→ JOB
Please write out the stretch of entries from the start through the line that contains "bottom-gridlines (201, 1008, 2503, 1258)", unchanged.

→ Coordinate annotation records
= = = =

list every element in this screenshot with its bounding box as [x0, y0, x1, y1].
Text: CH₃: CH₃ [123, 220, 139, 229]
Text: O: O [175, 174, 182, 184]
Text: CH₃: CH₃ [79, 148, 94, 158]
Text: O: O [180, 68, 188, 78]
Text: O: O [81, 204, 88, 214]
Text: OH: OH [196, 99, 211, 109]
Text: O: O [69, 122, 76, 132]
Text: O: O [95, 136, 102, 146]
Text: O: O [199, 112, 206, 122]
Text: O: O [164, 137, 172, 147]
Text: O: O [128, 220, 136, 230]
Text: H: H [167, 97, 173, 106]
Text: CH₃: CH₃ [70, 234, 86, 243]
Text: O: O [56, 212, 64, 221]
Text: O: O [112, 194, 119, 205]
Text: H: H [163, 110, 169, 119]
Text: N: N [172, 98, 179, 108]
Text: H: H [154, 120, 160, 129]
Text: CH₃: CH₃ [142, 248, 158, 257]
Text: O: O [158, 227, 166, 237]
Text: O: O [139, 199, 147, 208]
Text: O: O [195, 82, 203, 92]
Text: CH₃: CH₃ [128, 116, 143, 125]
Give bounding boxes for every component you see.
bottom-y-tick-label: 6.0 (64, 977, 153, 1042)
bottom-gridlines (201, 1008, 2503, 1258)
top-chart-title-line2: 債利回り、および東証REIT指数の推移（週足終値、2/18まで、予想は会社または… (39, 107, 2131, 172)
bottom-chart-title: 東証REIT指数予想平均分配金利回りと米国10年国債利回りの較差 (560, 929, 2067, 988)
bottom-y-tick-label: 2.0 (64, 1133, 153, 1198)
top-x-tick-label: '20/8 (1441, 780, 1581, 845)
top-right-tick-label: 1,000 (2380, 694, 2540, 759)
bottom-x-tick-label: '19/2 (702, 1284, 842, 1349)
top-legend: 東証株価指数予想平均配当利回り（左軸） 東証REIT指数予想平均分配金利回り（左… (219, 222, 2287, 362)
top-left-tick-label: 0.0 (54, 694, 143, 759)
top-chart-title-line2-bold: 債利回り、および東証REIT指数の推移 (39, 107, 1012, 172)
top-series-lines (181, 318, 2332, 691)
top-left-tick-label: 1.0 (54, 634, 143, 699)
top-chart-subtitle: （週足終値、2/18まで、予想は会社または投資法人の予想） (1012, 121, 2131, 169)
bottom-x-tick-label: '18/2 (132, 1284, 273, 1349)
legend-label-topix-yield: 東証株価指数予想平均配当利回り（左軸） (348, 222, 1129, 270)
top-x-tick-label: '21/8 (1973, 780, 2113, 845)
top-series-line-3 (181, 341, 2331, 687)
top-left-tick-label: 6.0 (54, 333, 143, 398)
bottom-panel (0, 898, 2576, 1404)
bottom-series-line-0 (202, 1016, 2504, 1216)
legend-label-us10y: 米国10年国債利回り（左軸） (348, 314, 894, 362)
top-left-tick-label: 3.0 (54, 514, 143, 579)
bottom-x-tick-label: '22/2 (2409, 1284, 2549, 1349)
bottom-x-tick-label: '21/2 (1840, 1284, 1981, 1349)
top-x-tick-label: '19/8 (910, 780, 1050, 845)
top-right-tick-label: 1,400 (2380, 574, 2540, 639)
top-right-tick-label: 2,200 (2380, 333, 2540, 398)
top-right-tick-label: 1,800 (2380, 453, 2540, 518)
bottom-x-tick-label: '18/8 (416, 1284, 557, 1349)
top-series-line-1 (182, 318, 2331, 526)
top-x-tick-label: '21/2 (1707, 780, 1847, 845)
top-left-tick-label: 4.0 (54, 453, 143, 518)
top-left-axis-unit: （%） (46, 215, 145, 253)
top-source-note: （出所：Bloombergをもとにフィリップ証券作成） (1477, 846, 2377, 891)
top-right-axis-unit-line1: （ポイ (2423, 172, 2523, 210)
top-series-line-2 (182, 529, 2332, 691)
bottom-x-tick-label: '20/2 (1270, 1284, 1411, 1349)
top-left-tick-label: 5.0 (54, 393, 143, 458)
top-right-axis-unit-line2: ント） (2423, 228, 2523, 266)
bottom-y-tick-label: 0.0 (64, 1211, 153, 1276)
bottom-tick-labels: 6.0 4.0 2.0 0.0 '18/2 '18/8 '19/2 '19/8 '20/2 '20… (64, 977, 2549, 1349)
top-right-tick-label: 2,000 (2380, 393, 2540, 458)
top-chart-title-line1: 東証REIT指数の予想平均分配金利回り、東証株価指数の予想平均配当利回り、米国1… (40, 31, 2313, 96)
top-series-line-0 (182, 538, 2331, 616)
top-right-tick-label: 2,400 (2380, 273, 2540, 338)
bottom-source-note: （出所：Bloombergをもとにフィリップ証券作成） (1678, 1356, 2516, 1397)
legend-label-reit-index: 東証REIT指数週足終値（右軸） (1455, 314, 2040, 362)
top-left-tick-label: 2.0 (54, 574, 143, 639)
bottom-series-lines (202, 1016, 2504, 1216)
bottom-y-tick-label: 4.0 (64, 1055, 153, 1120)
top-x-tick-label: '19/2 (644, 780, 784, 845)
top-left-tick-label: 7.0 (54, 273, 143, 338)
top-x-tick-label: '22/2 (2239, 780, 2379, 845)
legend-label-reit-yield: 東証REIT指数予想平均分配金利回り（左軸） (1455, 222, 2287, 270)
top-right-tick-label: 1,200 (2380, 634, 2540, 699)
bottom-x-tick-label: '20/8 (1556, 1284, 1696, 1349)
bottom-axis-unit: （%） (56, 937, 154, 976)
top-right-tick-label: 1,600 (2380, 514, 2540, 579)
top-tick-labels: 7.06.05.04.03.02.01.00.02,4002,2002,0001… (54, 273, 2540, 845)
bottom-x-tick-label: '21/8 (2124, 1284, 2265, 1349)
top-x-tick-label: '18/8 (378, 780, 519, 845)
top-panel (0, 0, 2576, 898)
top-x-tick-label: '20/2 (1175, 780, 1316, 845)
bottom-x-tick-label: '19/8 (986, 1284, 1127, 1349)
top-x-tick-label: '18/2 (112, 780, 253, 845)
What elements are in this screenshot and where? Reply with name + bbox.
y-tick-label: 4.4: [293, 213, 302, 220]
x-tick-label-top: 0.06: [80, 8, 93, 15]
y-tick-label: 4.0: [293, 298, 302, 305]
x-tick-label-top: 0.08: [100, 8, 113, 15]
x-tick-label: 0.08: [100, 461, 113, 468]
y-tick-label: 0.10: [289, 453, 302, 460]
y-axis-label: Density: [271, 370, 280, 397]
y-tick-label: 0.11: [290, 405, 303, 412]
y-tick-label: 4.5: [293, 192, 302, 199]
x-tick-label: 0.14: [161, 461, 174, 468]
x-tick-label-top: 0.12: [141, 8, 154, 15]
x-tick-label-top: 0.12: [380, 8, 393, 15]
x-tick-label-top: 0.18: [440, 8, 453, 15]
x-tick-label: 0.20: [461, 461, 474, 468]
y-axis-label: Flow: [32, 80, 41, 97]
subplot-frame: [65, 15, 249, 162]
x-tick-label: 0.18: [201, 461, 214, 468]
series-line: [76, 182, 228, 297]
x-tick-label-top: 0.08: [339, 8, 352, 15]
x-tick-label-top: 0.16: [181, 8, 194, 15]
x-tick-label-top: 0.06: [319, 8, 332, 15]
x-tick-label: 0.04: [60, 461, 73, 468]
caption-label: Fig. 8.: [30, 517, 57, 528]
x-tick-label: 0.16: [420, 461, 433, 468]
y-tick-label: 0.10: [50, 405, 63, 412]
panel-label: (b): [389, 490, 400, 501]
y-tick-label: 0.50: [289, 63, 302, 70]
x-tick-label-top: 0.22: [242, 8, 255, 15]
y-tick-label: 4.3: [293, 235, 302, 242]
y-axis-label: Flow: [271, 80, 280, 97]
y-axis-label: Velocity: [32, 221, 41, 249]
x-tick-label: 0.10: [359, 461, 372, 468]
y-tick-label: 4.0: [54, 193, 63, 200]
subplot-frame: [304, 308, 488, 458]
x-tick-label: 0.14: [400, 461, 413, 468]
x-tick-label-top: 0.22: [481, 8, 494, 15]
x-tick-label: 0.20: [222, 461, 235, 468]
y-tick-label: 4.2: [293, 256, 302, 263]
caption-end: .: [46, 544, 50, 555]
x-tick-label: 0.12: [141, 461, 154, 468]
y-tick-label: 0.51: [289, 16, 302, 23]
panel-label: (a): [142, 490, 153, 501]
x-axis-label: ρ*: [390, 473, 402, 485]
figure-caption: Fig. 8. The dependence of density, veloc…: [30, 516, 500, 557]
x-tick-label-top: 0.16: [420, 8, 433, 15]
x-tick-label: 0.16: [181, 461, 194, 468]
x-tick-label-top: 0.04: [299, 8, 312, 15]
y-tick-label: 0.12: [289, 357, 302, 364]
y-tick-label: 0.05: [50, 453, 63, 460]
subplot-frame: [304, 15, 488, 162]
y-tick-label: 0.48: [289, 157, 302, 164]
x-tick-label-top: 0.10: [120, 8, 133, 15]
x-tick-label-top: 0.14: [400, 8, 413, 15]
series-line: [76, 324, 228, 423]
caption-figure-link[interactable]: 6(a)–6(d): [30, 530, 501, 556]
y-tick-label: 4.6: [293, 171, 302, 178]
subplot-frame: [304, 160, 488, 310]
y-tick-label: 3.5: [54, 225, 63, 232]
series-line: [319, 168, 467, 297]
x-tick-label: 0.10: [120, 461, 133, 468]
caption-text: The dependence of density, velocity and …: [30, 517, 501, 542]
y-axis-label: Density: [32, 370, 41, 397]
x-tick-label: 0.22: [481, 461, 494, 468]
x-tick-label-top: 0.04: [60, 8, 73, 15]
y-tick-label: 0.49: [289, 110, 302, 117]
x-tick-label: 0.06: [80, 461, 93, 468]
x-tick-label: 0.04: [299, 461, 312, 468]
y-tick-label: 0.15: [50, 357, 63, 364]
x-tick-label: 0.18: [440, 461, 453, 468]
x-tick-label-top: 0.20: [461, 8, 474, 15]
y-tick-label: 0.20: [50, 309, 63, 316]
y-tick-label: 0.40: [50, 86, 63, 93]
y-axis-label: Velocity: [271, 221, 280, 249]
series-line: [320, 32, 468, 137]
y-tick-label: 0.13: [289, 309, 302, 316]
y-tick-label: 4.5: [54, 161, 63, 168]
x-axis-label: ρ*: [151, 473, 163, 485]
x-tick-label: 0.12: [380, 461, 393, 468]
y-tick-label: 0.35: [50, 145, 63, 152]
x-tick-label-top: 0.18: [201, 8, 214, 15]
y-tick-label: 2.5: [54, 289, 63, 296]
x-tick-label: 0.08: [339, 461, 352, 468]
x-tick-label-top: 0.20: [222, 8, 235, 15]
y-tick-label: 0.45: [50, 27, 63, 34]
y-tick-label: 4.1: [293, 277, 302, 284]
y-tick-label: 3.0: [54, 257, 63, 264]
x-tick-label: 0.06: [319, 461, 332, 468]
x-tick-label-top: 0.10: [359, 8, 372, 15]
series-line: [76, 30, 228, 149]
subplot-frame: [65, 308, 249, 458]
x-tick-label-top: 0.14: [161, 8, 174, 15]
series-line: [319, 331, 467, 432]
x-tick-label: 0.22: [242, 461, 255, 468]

= = = =

→ THE SOLUTION
list every element in this screenshot with its bounding box as [x0, y0, x1, y1].
Text: CH₃: CH₃ [123, 220, 139, 229]
Text: O: O [175, 174, 182, 184]
Text: CH₃: CH₃ [79, 148, 94, 158]
Text: O: O [180, 68, 188, 78]
Text: O: O [81, 204, 88, 214]
Text: OH: OH [196, 99, 211, 109]
Text: O: O [69, 122, 76, 132]
Text: O: O [95, 136, 102, 146]
Text: O: O [199, 112, 206, 122]
Text: O: O [164, 137, 172, 147]
Text: O: O [128, 220, 136, 230]
Text: H: H [167, 97, 173, 106]
Text: CH₃: CH₃ [70, 234, 86, 243]
Text: O: O [56, 212, 64, 221]
Text: O: O [112, 194, 119, 205]
Text: H: H [163, 110, 169, 119]
Text: N: N [172, 98, 179, 108]
Text: H: H [154, 120, 160, 129]
Text: CH₃: CH₃ [142, 248, 158, 257]
Text: O: O [158, 227, 166, 237]
Text: O: O [139, 199, 147, 208]
Text: O: O [195, 82, 203, 92]
Text: CH₃: CH₃ [128, 116, 143, 125]
Give bounding boxes for every component you see.
bottom-y-tick-label: 6.0 (64, 977, 153, 1042)
bottom-gridlines (201, 1008, 2503, 1258)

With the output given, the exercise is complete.